WHAT YOU NEED TO DO:
Reproduce every entry exactly and leave its pictures out.

(A block of data)

-- Start --

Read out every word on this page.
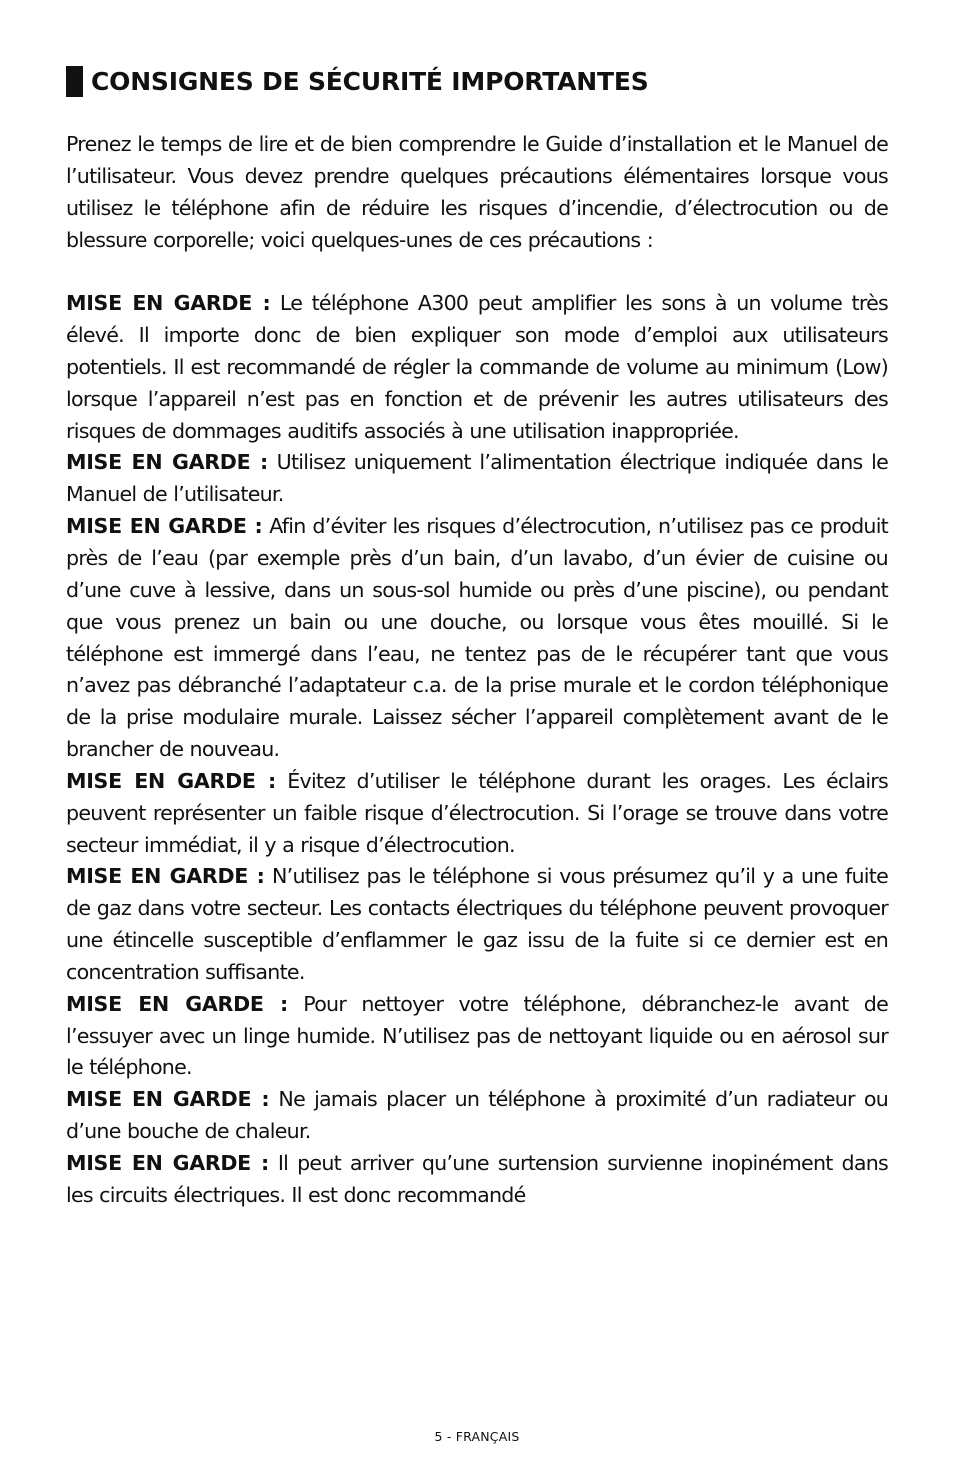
CONSIGNES DE SÉCURITÉ IMPORTANTES

Prenez le temps de lire et de bien comprendre le Guide d’installation et le Manuel de l’utilisateur. Vous devez prendre quelques précautions élémentaires lorsque vous utilisez le téléphone afin de réduire les risques d’incendie, d’électrocution ou de blessure corporelle; voici quelques-unes de ces précautions :

MISE EN GARDE : Le téléphone A300 peut amplifier les sons à un volume très élevé. Il importe donc de bien expliquer son mode d’emploi aux utilisateurs potentiels. Il est recommandé de régler la commande de volume au minimum (Low) lorsque l’appareil n’est pas en fonction et de prévenir les autres utilisateurs des risques de dommages auditifs associés à une utilisation inappropriée.

MISE EN GARDE : Utilisez uniquement l’alimentation électrique indiquée dans le Manuel de l’utilisateur.

MISE EN GARDE : Afin d’éviter les risques d’électrocution, n’utilisez pas ce produit près de l’eau (par exemple près d’un bain, d’un lavabo, d’un évier de cuisine ou d’une cuve à lessive, dans un sous-sol humide ou près d’une piscine), ou pendant que vous prenez un bain ou une douche, ou lorsque vous êtes mouillé. Si le téléphone est immergé dans l’eau, ne tentez pas de le récupérer tant que vous n’avez pas débranché l’adaptateur c.a. de la prise murale et le cordon téléphonique de la prise modulaire murale. Laissez sécher l’appareil complètement avant de le brancher de nouveau.

MISE EN GARDE : Évitez d’utiliser le téléphone durant les orages. Les éclairs peuvent représenter un faible risque d’électrocution. Si l’orage se trouve dans votre secteur immédiat, il y a risque d’électrocution.

MISE EN GARDE : N’utilisez pas le téléphone si vous présumez qu’il y a une fuite de gaz dans votre secteur. Les contacts électriques du téléphone peuvent provoquer une étincelle susceptible d’enflammer le gaz issu de la fuite si ce dernier est en concentration suffisante.

MISE EN GARDE : Pour nettoyer votre téléphone, débranchez-le avant de l’essuyer avec un linge humide. N’utilisez pas de nettoyant liquide ou en aérosol sur le téléphone.

MISE EN GARDE : Ne jamais placer un téléphone à proximité d’un radiateur ou d’une bouche de chaleur.

MISE EN GARDE : Il peut arriver qu’une surtension survienne inopinément dans les circuits électriques. Il est donc recommandé

5 - FRANÇAIS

-- End --

ANSWER FOR THE TASK:
Read out every word on this page.
CONSIGNES DE SÉCURITÉ IMPORTANTES

Prenez le temps de lire et de bien comprendre le Guide d’installation et le Manuel de l’utilisateur. Vous devez prendre quelques précautions élémentaires lorsque vous utilisez le téléphone afin de réduire les risques d’incendie, d’électrocution ou de blessure corporelle; voici quelques-unes de ces précautions :

MISE EN GARDE : Le téléphone A300 peut amplifier les sons à un volume très élevé. Il importe donc de bien expliquer son mode d’emploi aux utilisateurs potentiels. Il est recommandé de régler la commande de volume au minimum (Low) lorsque l’appareil n’est pas en fonction et de prévenir les autres utilisateurs des risques de dommages auditifs associés à une utilisation inappropriée.

MISE EN GARDE : Utilisez uniquement l’alimentation électrique indiquée dans le Manuel de l’utilisateur.

MISE EN GARDE : Afin d’éviter les risques d’électrocution, n’utilisez pas ce produit près de l’eau (par exemple près d’un bain, d’un lavabo, d’un évier de cuisine ou d’une cuve à lessive, dans un sous-sol humide ou près d’une piscine), ou pendant que vous prenez un bain ou une douche, ou lorsque vous êtes mouillé. Si le téléphone est immergé dans l’eau, ne tentez pas de le récupérer tant que vous n’avez pas débranché l’adaptateur c.a. de la prise murale et le cordon téléphonique de la prise modulaire murale. Laissez sécher l’appareil complètement avant de le brancher de nouveau.

MISE EN GARDE : Évitez d’utiliser le téléphone durant les orages. Les éclairs peuvent représenter un faible risque d’électrocution. Si l’orage se trouve dans votre secteur immédiat, il y a risque d’électrocution.

MISE EN GARDE : N’utilisez pas le téléphone si vous présumez qu’il y a une fuite de gaz dans votre secteur. Les contacts électriques du téléphone peuvent provoquer une étincelle susceptible d’enflammer le gaz issu de la fuite si ce dernier est en concentration suffisante.

MISE EN GARDE : Pour nettoyer votre téléphone, débranchez-le avant de l’essuyer avec un linge humide. N’utilisez pas de nettoyant liquide ou en aérosol sur le téléphone.

MISE EN GARDE : Ne jamais placer un téléphone à proximité d’un radiateur ou d’une bouche de chaleur.

MISE EN GARDE : Il peut arriver qu’une surtension survienne inopinément dans les circuits électriques. Il est donc recommandé

5 - FRANÇAIS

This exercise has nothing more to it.